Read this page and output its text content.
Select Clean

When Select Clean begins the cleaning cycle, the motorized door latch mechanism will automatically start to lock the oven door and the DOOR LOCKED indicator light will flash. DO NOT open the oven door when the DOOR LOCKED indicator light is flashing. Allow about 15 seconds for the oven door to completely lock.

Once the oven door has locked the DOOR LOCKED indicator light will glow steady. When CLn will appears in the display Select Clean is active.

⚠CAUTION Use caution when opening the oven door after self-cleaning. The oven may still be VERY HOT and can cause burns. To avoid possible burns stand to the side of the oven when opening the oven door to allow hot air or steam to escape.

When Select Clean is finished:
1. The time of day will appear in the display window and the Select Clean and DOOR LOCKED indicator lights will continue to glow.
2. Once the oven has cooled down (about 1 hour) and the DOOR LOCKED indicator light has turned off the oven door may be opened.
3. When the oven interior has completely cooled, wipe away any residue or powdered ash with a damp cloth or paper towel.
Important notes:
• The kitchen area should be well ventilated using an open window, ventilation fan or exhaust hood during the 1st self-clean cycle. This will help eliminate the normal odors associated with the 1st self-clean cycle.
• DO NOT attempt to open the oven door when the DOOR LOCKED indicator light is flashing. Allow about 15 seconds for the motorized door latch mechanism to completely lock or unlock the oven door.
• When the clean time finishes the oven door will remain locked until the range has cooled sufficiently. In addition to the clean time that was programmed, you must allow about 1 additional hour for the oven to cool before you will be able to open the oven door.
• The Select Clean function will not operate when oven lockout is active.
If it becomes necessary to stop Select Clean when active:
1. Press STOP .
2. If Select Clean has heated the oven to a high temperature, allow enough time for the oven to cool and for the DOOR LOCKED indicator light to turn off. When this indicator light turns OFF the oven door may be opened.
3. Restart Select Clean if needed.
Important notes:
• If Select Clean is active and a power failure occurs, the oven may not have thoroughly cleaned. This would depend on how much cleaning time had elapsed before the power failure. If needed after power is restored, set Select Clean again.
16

----

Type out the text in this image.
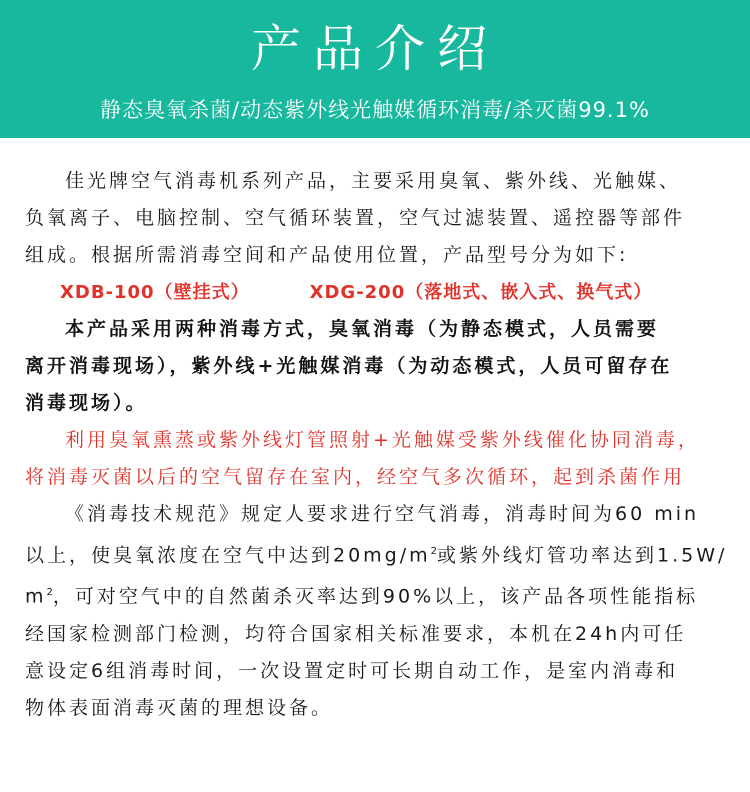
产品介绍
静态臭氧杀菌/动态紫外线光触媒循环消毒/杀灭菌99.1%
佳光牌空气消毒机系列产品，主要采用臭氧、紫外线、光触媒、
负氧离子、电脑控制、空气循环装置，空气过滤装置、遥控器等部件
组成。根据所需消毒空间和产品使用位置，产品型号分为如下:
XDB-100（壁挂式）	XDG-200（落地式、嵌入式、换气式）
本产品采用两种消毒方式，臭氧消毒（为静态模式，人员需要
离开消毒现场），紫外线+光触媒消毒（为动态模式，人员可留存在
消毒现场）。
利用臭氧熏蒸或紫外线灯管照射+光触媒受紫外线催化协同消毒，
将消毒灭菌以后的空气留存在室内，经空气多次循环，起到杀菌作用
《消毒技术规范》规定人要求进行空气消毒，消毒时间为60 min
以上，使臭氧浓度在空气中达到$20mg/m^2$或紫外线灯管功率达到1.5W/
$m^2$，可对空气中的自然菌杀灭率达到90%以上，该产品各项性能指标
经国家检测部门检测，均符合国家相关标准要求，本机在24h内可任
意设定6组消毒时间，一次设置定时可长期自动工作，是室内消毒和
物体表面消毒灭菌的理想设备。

----

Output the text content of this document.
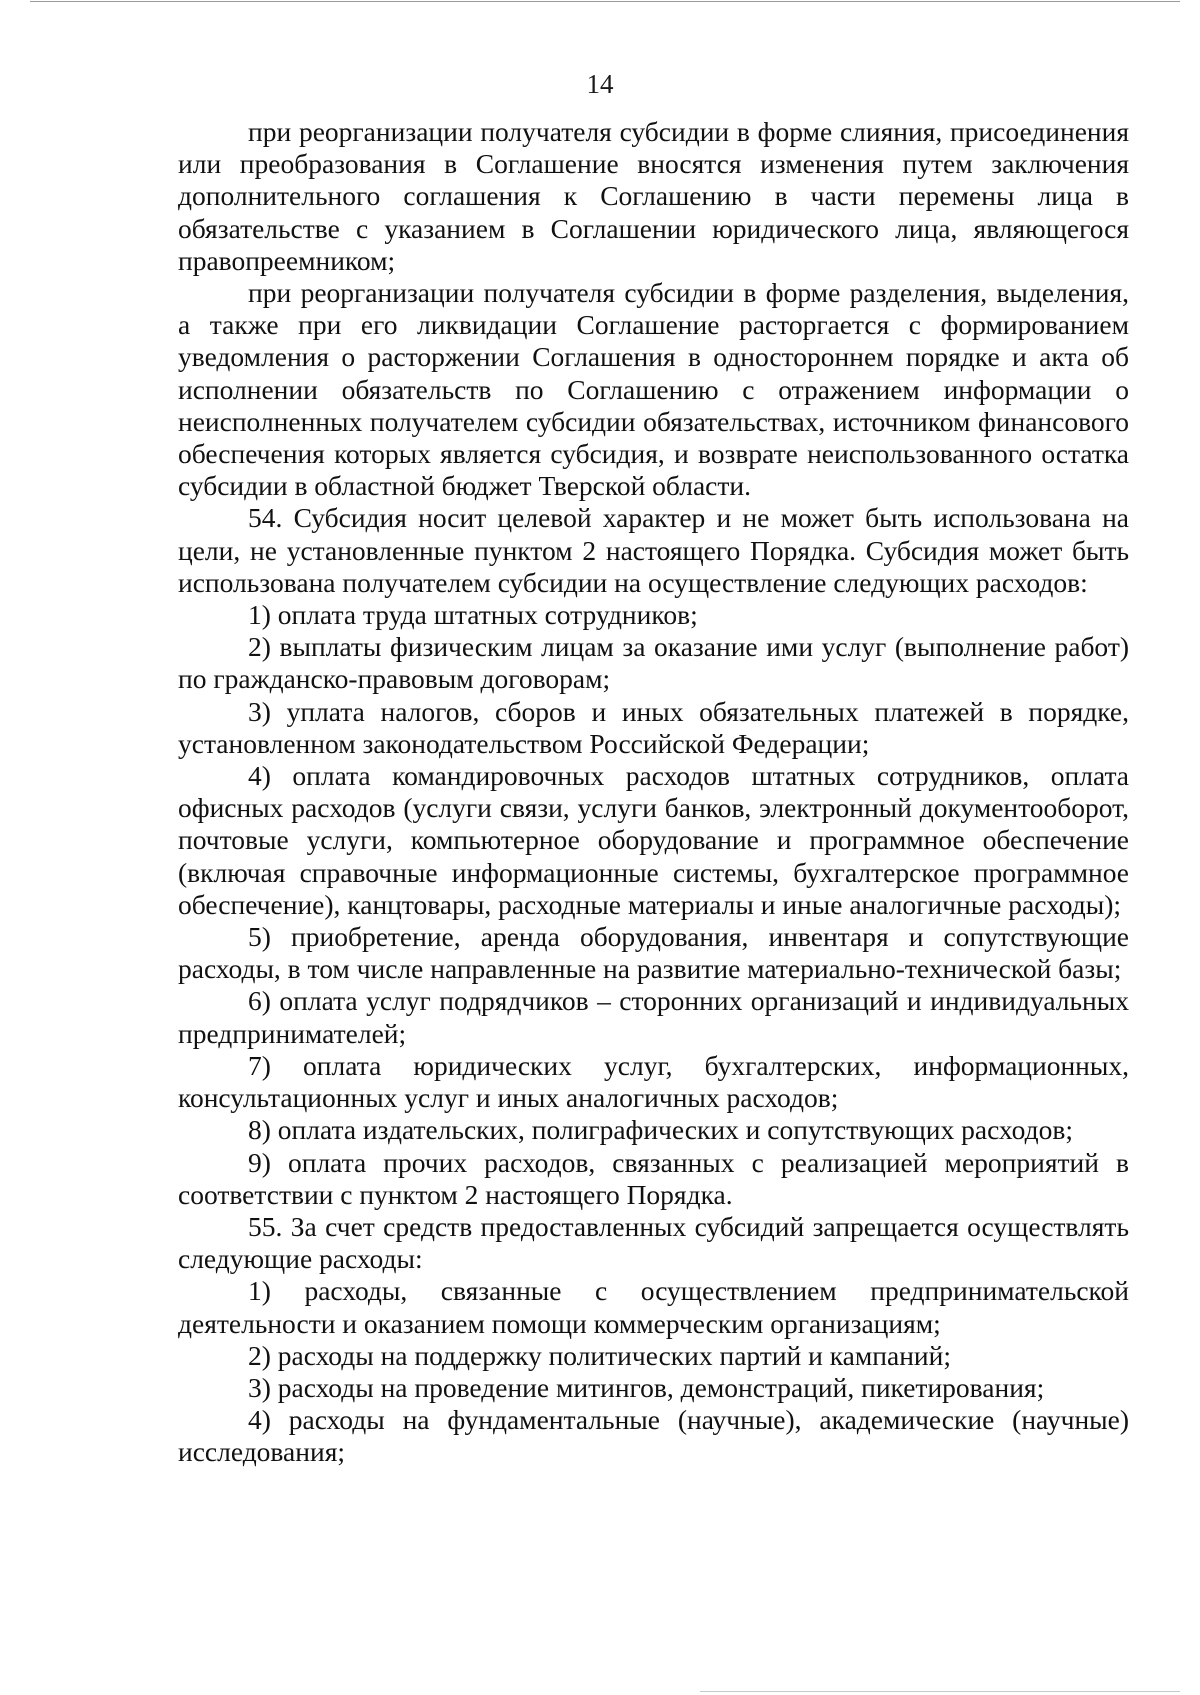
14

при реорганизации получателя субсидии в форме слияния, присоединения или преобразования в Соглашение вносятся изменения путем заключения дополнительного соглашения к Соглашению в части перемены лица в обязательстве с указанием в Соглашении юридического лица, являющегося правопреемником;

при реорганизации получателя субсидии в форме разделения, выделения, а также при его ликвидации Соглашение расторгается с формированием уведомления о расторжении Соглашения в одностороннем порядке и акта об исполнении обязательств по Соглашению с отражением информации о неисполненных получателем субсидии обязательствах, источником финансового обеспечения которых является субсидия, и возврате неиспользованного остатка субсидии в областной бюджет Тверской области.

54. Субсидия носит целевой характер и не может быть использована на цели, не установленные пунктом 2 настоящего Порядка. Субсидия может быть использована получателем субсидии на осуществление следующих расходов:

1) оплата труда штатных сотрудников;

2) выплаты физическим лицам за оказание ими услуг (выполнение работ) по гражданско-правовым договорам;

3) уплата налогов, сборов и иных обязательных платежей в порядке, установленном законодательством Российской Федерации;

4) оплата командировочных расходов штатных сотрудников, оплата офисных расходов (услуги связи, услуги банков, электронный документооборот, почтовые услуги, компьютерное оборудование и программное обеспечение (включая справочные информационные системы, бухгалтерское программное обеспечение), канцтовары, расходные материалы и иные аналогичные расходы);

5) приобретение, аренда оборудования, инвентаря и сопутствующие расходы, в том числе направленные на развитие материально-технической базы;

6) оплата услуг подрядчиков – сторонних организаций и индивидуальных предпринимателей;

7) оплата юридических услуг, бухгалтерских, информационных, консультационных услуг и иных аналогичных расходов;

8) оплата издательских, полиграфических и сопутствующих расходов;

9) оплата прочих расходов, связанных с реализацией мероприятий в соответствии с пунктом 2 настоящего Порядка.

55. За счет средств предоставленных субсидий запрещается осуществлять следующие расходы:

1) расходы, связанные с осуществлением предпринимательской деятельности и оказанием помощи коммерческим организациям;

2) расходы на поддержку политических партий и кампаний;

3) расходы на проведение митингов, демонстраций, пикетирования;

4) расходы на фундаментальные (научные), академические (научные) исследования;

----

**What the exercise asks:** Pull every line containing "text" from the material above.

**Correct output:**
Read this page and output its text content.
Type out the text in this image.
Output the text content of this document.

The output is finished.